[Rows from a layout dataset]
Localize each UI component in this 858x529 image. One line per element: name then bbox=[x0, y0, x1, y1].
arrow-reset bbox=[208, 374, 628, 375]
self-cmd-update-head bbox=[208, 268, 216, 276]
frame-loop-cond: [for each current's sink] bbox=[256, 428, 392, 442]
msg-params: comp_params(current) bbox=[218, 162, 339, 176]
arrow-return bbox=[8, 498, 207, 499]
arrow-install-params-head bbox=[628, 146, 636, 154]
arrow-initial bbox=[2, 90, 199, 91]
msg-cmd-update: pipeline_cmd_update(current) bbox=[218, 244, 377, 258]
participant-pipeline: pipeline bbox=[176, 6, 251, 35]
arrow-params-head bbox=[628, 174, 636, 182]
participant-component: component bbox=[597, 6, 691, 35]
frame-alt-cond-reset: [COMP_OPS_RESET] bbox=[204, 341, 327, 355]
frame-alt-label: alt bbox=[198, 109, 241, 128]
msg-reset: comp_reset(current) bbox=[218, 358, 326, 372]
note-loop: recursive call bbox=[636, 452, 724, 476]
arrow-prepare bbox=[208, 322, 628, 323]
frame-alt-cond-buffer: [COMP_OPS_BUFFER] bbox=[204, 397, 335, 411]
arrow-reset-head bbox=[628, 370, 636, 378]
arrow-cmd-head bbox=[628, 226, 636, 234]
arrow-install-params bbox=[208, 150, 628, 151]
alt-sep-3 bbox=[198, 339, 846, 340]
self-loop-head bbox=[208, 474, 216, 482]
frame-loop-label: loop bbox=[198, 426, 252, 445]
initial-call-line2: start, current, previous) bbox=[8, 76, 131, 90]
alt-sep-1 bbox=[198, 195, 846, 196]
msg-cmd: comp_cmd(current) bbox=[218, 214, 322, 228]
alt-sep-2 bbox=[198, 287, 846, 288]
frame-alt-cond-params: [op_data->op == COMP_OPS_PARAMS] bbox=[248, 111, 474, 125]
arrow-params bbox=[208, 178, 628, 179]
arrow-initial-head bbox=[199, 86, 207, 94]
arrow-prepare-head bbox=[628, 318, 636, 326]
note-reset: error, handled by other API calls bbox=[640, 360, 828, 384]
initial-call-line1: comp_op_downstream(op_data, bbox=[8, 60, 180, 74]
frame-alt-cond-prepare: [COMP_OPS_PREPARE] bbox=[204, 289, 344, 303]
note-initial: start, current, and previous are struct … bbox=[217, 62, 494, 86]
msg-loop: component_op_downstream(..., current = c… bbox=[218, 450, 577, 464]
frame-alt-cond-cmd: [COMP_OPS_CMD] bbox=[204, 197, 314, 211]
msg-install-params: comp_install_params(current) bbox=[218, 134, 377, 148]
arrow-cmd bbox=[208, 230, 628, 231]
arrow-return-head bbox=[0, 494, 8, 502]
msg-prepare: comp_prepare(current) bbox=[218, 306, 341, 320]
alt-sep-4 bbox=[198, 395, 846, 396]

→ STATED PROBLEM
Rewrite the listing above with "alt-sep" swapped for "alt-divider" wherever it occurs, keeping everything else the same.

→ WORKED SOLUTION
Localize each UI component in this 858x529 image. One line per element: name then bbox=[x0, y0, x1, y1].
arrow-reset bbox=[208, 374, 628, 375]
self-cmd-update-head bbox=[208, 268, 216, 276]
frame-loop-cond: [for each current's sink] bbox=[256, 428, 392, 442]
msg-params: comp_params(current) bbox=[218, 162, 339, 176]
arrow-return bbox=[8, 498, 207, 499]
arrow-install-params-head bbox=[628, 146, 636, 154]
arrow-initial bbox=[2, 90, 199, 91]
msg-cmd-update: pipeline_cmd_update(current) bbox=[218, 244, 377, 258]
participant-pipeline: pipeline bbox=[176, 6, 251, 35]
arrow-params-head bbox=[628, 174, 636, 182]
participant-component: component bbox=[597, 6, 691, 35]
frame-alt-cond-reset: [COMP_OPS_RESET] bbox=[204, 341, 327, 355]
frame-alt-label: alt bbox=[198, 109, 241, 128]
msg-reset: comp_reset(current) bbox=[218, 358, 326, 372]
note-loop: recursive call bbox=[636, 452, 724, 476]
arrow-prepare bbox=[208, 322, 628, 323]
frame-alt-cond-buffer: [COMP_OPS_BUFFER] bbox=[204, 397, 335, 411]
arrow-reset-head bbox=[628, 370, 636, 378]
arrow-cmd-head bbox=[628, 226, 636, 234]
arrow-install-params bbox=[208, 150, 628, 151]
alt-divider-3 bbox=[198, 339, 846, 340]
self-loop-head bbox=[208, 474, 216, 482]
frame-loop-label: loop bbox=[198, 426, 252, 445]
initial-call-line2: start, current, previous) bbox=[8, 76, 131, 90]
alt-divider-1 bbox=[198, 195, 846, 196]
msg-cmd: comp_cmd(current) bbox=[218, 214, 322, 228]
alt-divider-2 bbox=[198, 287, 846, 288]
frame-alt-cond-params: [op_data->op == COMP_OPS_PARAMS] bbox=[248, 111, 474, 125]
arrow-params bbox=[208, 178, 628, 179]
arrow-initial-head bbox=[199, 86, 207, 94]
arrow-prepare-head bbox=[628, 318, 636, 326]
note-reset: error, handled by other API calls bbox=[640, 360, 828, 384]
initial-call-line1: comp_op_downstream(op_data, bbox=[8, 60, 180, 74]
frame-alt-cond-prepare: [COMP_OPS_PREPARE] bbox=[204, 289, 344, 303]
note-initial: start, current, and previous are struct … bbox=[217, 62, 494, 86]
msg-loop: component_op_downstream(..., current = c… bbox=[218, 450, 577, 464]
frame-alt-cond-cmd: [COMP_OPS_CMD] bbox=[204, 197, 314, 211]
msg-install-params: comp_install_params(current) bbox=[218, 134, 377, 148]
arrow-cmd bbox=[208, 230, 628, 231]
arrow-return-head bbox=[0, 494, 8, 502]
msg-prepare: comp_prepare(current) bbox=[218, 306, 341, 320]
alt-divider-4 bbox=[198, 395, 846, 396]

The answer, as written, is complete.